╭──

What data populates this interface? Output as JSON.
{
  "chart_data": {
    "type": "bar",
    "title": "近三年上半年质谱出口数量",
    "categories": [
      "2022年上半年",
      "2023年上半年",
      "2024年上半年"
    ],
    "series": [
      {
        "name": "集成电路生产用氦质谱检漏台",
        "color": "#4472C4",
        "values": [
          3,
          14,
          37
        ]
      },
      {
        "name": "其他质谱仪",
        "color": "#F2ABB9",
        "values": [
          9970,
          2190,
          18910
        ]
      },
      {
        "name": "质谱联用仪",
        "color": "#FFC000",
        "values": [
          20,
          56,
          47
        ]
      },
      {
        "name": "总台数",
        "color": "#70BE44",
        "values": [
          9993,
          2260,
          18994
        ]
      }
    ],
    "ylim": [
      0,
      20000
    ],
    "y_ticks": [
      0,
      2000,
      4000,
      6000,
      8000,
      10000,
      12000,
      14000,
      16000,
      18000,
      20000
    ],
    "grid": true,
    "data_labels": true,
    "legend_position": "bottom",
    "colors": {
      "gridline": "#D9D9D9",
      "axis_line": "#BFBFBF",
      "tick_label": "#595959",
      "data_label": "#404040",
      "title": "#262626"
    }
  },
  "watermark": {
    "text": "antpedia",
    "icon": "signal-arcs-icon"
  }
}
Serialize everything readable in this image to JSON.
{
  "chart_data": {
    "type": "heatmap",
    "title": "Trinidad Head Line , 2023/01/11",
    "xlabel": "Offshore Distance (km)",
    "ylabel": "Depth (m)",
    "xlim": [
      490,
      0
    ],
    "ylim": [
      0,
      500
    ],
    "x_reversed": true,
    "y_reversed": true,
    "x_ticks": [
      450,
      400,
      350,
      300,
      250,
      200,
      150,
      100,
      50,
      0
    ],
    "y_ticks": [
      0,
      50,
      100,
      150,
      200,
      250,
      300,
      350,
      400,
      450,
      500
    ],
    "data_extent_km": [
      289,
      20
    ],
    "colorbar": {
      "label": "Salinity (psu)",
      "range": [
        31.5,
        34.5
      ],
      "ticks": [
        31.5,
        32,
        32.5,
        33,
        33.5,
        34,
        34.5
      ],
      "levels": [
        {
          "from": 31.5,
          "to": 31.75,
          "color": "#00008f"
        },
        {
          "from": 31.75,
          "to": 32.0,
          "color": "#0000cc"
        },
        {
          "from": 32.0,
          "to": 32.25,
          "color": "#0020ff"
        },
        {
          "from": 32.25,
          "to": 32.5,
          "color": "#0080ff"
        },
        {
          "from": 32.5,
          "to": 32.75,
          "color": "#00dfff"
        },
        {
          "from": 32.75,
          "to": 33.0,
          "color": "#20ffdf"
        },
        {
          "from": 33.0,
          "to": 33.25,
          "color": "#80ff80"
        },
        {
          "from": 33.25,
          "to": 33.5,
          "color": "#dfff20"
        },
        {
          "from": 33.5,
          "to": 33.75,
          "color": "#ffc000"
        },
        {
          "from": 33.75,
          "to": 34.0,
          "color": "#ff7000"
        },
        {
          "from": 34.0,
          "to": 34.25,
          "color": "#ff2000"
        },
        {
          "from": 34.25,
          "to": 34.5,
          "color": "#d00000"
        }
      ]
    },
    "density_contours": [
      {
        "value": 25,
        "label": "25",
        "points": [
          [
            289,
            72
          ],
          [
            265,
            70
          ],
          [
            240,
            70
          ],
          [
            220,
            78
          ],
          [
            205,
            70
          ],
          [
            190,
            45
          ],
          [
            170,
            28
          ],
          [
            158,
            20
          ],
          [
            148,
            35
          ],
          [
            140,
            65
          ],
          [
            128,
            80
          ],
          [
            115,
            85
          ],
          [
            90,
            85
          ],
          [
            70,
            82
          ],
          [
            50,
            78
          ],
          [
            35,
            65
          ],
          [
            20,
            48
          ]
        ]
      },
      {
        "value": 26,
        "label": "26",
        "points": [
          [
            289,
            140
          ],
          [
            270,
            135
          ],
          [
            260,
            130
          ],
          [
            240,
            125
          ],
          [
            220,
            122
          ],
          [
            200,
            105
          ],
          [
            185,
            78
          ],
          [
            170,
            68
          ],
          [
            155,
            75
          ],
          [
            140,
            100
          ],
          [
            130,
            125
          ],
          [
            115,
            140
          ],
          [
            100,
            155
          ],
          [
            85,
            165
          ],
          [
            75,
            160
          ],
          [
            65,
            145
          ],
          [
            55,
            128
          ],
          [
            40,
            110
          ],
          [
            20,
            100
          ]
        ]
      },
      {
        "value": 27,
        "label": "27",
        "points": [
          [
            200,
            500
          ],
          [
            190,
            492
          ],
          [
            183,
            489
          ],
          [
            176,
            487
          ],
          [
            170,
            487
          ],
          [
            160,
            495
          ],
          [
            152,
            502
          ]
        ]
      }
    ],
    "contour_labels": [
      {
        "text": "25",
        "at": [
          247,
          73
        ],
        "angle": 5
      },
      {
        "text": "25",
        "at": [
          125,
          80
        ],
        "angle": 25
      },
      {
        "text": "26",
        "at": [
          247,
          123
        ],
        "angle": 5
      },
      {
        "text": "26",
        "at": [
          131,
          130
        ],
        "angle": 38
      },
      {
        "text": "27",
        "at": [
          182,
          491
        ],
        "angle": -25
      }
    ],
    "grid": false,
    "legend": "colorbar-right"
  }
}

╰──

TASK BRIEF:
Every entry should be output exactly as written, please.

CORRECT RESULT:
What data populates this interface? Output as JSON.
{
  "chart_data": {
    "type": "bar",
    "title": "近三年上半年质谱出口数量",
    "categories": [
      "2022年上半年",
      "2023年上半年",
      "2024年上半年"
    ],
    "series": [
      {
        "name": "集成电路生产用氦质谱检漏台",
        "color": "#4472C4",
        "values": [
          3,
          14,
          37
        ]
      },
      {
        "name": "其他质谱仪",
        "color": "#F2ABB9",
        "values": [
          9970,
          2190,
          18910
        ]
      },
      {
        "name": "质谱联用仪",
        "color": "#FFC000",
        "values": [
          20,
          56,
          47
        ]
      },
      {
        "name": "总台数",
        "color": "#70BE44",
        "values": [
          9993,
          2260,
          18994
        ]
      }
    ],
    "ylim": [
      0,
      20000
    ],
    "y_ticks": [
      0,
      2000,
      4000,
      6000,
      8000,
      10000,
      12000,
      14000,
      16000,
      18000,
      20000
    ],
    "grid": true,
    "data_labels": true,
    "legend_position": "bottom",
    "colors": {
      "gridline": "#D9D9D9",
      "axis_line": "#BFBFBF",
      "tick_label": "#595959",
      "data_label": "#404040",
      "title": "#262626"
    }
  },
  "watermark": {
    "text": "antpedia",
    "icon": "signal-arcs-icon"
  }
}
Serialize everything readable in this image to JSON.
{
  "chart_data": {
    "type": "heatmap",
    "title": "Trinidad Head Line , 2023/01/11",
    "xlabel": "Offshore Distance (km)",
    "ylabel": "Depth (m)",
    "xlim": [
      490,
      0
    ],
    "ylim": [
      0,
      500
    ],
    "x_reversed": true,
    "y_reversed": true,
    "x_ticks": [
      450,
      400,
      350,
      300,
      250,
      200,
      150,
      100,
      50,
      0
    ],
    "y_ticks": [
      0,
      50,
      100,
      150,
      200,
      250,
      300,
      350,
      400,
      450,
      500
    ],
    "data_extent_km": [
      289,
      20
    ],
    "colorbar": {
      "label": "Salinity (psu)",
      "range": [
        31.5,
        34.5
      ],
      "ticks": [
        31.5,
        32,
        32.5,
        33,
        33.5,
        34,
        34.5
      ],
      "levels": [
        {
          "from": 31.5,
          "to": 31.75,
          "color": "#00008f"
        },
        {
          "from": 31.75,
          "to": 32.0,
          "color": "#0000cc"
        },
        {
          "from": 32.0,
          "to": 32.25,
          "color": "#0020ff"
        },
        {
          "from": 32.25,
          "to": 32.5,
          "color": "#0080ff"
        },
        {
          "from": 32.5,
          "to": 32.75,
          "color": "#00dfff"
        },
        {
          "from": 32.75,
          "to": 33.0,
          "color": "#20ffdf"
        },
        {
          "from": 33.0,
          "to": 33.25,
          "color": "#80ff80"
        },
        {
          "from": 33.25,
          "to": 33.5,
          "color": "#dfff20"
        },
        {
          "from": 33.5,
          "to": 33.75,
          "color": "#ffc000"
        },
        {
          "from": 33.75,
          "to": 34.0,
          "color": "#ff7000"
        },
        {
          "from": 34.0,
          "to": 34.25,
          "color": "#ff2000"
        },
        {
          "from": 34.25,
          "to": 34.5,
          "color": "#d00000"
        }
      ]
    },
    "density_contours": [
      {
        "value": 25,
        "label": "25",
        "points": [
          [
            289,
            72
          ],
          [
            265,
            70
          ],
          [
            240,
            70
          ],
          [
            220,
            78
          ],
          [
            205,
            70
          ],
          [
            190,
            45
          ],
          [
            170,
            28
          ],
          [
            158,
            20
          ],
          [
            148,
            35
          ],
          [
            140,
            65
          ],
          [
            128,
            80
          ],
          [
            115,
            85
          ],
          [
            90,
            85
          ],
          [
            70,
            82
          ],
          [
            50,
            78
          ],
          [
            35,
            65
          ],
          [
            20,
            48
          ]
        ]
      },
      {
        "value": 26,
        "label": "26",
        "points": [
          [
            289,
            140
          ],
          [
            270,
            135
          ],
          [
            260,
            130
          ],
          [
            240,
            125
          ],
          [
            220,
            122
          ],
          [
            200,
            105
          ],
          [
            185,
            78
          ],
          [
            170,
            68
          ],
          [
            155,
            75
          ],
          [
            140,
            100
          ],
          [
            130,
            125
          ],
          [
            115,
            140
          ],
          [
            100,
            155
          ],
          [
            85,
            165
          ],
          [
            75,
            160
          ],
          [
            65,
            145
          ],
          [
            55,
            128
          ],
          [
            40,
            110
          ],
          [
            20,
            100
          ]
        ]
      },
      {
        "value": 27,
        "label": "27",
        "points": [
          [
            200,
            500
          ],
          [
            190,
            492
          ],
          [
            183,
            489
          ],
          [
            176,
            487
          ],
          [
            170,
            487
          ],
          [
            160,
            495
          ],
          [
            152,
            502
          ]
        ]
      }
    ],
    "contour_labels": [
      {
        "text": "25",
        "at": [
          247,
          73
        ],
        "angle": 5
      },
      {
        "text": "25",
        "at": [
          125,
          80
        ],
        "angle": 25
      },
      {
        "text": "26",
        "at": [
          247,
          123
        ],
        "angle": 5
      },
      {
        "text": "26",
        "at": [
          131,
          130
        ],
        "angle": 38
      },
      {
        "text": "27",
        "at": [
          182,
          491
        ],
        "angle": -25
      }
    ],
    "grid": false,
    "legend": "colorbar-right"
  }
}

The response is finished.